- [Source material]:
..............................

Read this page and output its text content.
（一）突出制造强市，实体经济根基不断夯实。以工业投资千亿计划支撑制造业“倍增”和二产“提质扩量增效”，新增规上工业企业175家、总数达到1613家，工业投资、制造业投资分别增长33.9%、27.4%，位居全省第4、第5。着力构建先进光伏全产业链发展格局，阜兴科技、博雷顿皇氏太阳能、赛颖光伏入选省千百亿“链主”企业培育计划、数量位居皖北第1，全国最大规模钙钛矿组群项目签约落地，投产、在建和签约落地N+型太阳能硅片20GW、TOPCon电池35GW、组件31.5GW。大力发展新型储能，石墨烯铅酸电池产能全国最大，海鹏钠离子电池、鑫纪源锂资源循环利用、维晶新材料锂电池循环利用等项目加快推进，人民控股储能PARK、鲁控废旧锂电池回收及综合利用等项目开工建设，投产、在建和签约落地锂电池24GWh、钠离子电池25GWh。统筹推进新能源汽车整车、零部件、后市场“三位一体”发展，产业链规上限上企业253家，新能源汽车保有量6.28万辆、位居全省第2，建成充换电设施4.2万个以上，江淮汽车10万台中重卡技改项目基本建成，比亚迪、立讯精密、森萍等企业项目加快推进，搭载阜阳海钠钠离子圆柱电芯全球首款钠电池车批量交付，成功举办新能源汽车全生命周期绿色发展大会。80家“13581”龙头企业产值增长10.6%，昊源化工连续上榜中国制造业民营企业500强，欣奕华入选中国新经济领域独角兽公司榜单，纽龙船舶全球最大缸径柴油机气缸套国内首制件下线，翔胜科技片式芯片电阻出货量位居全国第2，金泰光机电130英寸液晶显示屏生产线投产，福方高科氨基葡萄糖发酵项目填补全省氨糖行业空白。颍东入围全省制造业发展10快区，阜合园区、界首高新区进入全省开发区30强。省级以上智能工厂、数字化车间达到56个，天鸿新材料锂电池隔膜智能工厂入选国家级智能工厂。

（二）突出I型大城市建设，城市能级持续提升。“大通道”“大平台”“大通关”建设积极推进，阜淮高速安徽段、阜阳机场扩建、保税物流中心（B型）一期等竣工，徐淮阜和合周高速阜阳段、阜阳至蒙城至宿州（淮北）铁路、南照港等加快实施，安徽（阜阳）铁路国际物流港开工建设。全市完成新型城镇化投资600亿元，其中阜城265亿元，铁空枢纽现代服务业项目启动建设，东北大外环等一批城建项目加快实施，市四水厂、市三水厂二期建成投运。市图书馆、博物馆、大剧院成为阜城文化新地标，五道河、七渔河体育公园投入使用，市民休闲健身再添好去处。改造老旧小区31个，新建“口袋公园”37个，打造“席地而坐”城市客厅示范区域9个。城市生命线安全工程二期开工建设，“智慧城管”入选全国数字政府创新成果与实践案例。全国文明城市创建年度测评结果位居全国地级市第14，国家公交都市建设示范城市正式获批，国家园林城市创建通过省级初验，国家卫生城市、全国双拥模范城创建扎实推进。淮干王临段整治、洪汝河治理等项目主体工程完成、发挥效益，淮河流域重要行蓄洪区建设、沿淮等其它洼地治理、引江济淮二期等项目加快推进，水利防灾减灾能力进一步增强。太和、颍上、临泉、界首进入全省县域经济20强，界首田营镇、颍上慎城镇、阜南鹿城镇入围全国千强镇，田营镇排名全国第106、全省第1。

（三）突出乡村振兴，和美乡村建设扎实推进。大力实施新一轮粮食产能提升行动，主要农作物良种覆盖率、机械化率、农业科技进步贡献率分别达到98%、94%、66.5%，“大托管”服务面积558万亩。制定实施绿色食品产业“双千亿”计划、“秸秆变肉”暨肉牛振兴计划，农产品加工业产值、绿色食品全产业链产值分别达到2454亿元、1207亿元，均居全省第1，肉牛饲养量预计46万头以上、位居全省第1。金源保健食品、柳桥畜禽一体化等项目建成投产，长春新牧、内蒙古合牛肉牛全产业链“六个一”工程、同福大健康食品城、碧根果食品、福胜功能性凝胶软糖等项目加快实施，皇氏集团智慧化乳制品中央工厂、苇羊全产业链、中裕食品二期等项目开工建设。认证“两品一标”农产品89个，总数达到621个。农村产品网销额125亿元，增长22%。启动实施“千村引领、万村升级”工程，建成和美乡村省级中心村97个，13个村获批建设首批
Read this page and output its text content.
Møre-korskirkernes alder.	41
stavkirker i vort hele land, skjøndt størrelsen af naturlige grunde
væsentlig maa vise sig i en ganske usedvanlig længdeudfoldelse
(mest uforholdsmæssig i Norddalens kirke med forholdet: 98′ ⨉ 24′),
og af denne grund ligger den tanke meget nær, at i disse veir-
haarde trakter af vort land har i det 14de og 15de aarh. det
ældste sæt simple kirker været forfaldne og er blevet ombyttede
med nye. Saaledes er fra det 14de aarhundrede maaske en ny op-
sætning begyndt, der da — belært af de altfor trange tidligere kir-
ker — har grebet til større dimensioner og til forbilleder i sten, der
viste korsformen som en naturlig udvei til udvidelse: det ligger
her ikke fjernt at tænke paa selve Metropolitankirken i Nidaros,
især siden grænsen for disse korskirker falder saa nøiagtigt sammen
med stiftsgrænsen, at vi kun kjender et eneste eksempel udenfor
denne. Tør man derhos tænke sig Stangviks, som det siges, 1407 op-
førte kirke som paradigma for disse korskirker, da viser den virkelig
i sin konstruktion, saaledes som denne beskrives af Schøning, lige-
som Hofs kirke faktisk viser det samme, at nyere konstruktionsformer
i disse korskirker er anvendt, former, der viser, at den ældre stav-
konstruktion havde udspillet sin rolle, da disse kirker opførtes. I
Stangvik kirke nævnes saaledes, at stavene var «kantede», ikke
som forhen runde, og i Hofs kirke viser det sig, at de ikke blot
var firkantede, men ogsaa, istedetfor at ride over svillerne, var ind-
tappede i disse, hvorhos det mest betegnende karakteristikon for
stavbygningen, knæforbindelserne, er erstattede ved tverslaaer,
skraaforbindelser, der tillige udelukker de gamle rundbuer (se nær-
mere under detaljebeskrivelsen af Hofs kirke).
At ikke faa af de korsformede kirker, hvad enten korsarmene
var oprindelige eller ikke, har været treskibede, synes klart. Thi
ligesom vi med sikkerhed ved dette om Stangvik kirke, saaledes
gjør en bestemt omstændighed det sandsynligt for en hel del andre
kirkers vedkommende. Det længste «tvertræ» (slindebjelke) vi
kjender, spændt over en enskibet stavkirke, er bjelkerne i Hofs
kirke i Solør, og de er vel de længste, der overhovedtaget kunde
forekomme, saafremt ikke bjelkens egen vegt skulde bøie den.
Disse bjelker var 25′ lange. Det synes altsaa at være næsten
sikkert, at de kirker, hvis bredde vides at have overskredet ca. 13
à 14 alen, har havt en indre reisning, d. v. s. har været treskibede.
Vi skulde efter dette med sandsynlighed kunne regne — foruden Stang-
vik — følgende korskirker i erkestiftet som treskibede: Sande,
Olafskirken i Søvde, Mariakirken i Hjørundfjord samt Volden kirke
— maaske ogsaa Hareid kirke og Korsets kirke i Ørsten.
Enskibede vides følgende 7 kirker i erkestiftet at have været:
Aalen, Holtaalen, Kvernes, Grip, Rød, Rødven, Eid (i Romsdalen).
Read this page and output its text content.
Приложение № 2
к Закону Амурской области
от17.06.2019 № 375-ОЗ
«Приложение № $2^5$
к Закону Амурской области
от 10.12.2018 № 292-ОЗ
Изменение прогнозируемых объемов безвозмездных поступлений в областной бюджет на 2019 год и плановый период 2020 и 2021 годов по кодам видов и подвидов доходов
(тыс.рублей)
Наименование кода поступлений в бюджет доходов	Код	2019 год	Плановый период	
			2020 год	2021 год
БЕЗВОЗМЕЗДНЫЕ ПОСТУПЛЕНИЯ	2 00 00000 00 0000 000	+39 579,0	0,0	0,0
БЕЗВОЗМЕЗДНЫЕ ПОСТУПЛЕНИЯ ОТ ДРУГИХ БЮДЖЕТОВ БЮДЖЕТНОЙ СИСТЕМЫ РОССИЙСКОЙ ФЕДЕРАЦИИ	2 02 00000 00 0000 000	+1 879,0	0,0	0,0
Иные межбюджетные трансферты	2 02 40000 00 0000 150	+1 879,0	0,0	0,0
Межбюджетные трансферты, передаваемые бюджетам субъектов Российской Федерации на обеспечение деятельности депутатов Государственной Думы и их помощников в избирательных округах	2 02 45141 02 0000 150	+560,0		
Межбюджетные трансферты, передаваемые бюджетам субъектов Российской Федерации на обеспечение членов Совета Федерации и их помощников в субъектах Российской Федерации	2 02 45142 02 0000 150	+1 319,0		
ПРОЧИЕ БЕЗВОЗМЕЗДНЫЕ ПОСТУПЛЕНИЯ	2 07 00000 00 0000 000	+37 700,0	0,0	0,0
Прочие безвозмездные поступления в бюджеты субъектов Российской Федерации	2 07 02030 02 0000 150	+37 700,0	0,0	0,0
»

..............................

- [Required work]: Extract all lines from the material above that include the word "viser".

- [Final result]:
førte kirke som paradigma for disse korskirker, da viser den virkelig
som Hofs kirke faktisk viser det samme, at nyere konstruktionsformer
i disse korskirker er anvendt, former, der viser, at den ældre stav-
som forhen runde, og i Hofs kirke viser det sig, at de ikke blot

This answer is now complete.